(Dataset entries)
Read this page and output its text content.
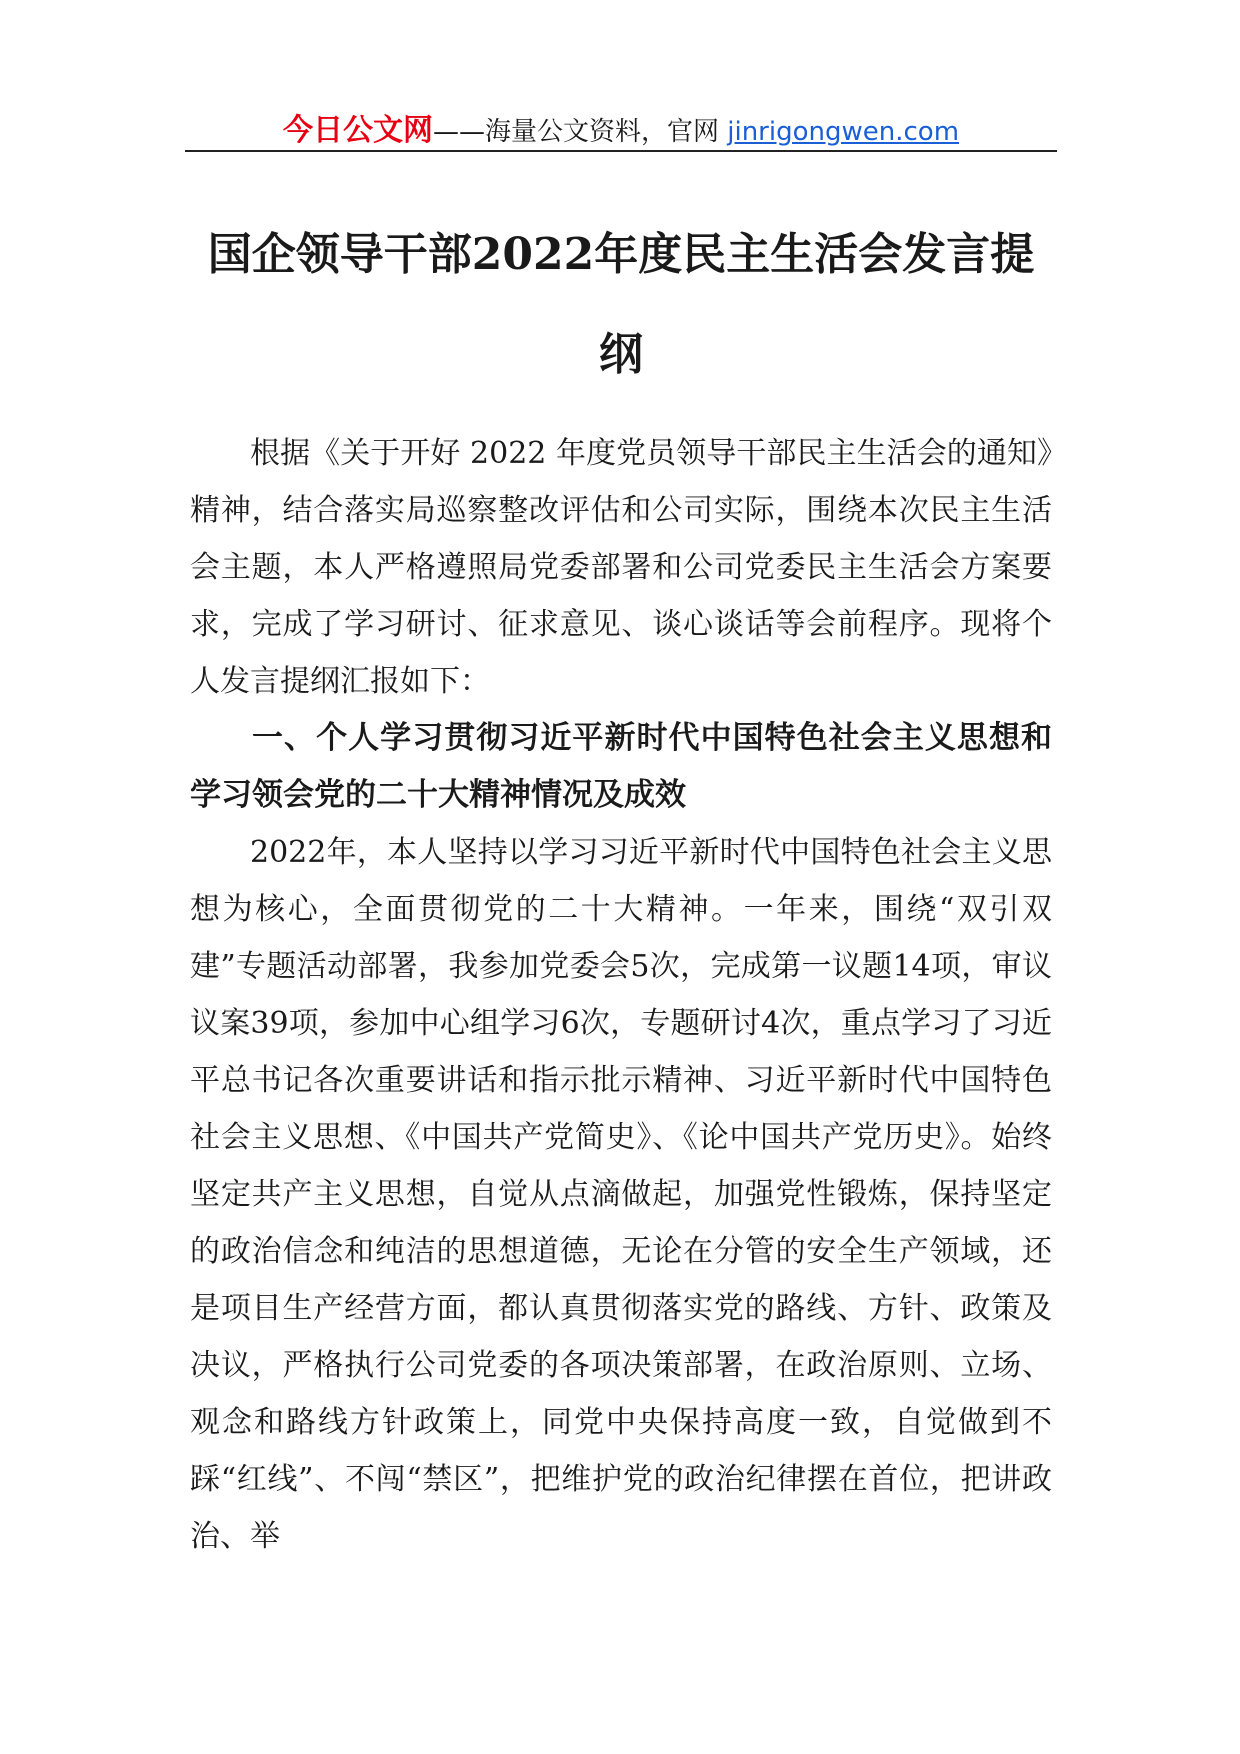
今日公文网——海量公文资料，官网 jinrigongwen.com
国企领导干部2022年度民主生活会发言提纲

根据《关于开好 2022 年度党员领导干部民主生活会的通知》精神，结合落实局巡察整改评估和公司实际，围绕本次民主生活会主题，本人严格遵照局党委部署和公司党委民主生活会方案要求，完成了学习研讨、征求意见、谈心谈话等会前程序。现将个人发言提纲汇报如下：

一、个人学习贯彻习近平新时代中国特色社会主义思想和学习领会党的二十大精神情况及成效

2022年，本人坚持以学习习近平新时代中国特色社会主义思想为核心，全面贯彻党的二十大精神。一年来，围绕“双引双建”专题活动部署，我参加党委会5次，完成第一议题14项，审议议案39项，参加中心组学习6次，专题研讨4次，重点学习了习近平总书记各次重要讲话和指示批示精神、习近平新时代中国特色社会主义思想、《中国共产党简史》、《论中国共产党历史》。始终坚定共产主义思想，自觉从点滴做起，加强党性锻炼，保持坚定的政治信念和纯洁的思想道德，无论在分管的安全生产领域，还是项目生产经营方面，都认真贯彻落实党的路线、方针、政策及决议，严格执行公司党委的各项决策部署，在政治原则、立场、观念和路线方针政策上，同党中央保持高度一致，自觉做到不踩“红线”、不闯“禁区”，把维护党的政治纪律摆在首位，把讲政治、举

> SET TASK
Give an exact reproduction of every line, leaving out any picture.

> ANSWER FOR THIS EXERCISE
Read this page and output its text content.
今日公文网——海量公文资料，官网 jinrigongwen.com
国企领导干部2022年度民主生活会发言提纲

根据《关于开好 2022 年度党员领导干部民主生活会的通知》精神，结合落实局巡察整改评估和公司实际，围绕本次民主生活会主题，本人严格遵照局党委部署和公司党委民主生活会方案要求，完成了学习研讨、征求意见、谈心谈话等会前程序。现将个人发言提纲汇报如下：

一、个人学习贯彻习近平新时代中国特色社会主义思想和学习领会党的二十大精神情况及成效

2022年，本人坚持以学习习近平新时代中国特色社会主义思想为核心，全面贯彻党的二十大精神。一年来，围绕“双引双建”专题活动部署，我参加党委会5次，完成第一议题14项，审议议案39项，参加中心组学习6次，专题研讨4次，重点学习了习近平总书记各次重要讲话和指示批示精神、习近平新时代中国特色社会主义思想、《中国共产党简史》、《论中国共产党历史》。始终坚定共产主义思想，自觉从点滴做起，加强党性锻炼，保持坚定的政治信念和纯洁的思想道德，无论在分管的安全生产领域，还是项目生产经营方面，都认真贯彻落实党的路线、方针、政策及决议，严格执行公司党委的各项决策部署，在政治原则、立场、观念和路线方针政策上，同党中央保持高度一致，自觉做到不踩“红线”、不闯“禁区”，把维护党的政治纪律摆在首位，把讲政治、举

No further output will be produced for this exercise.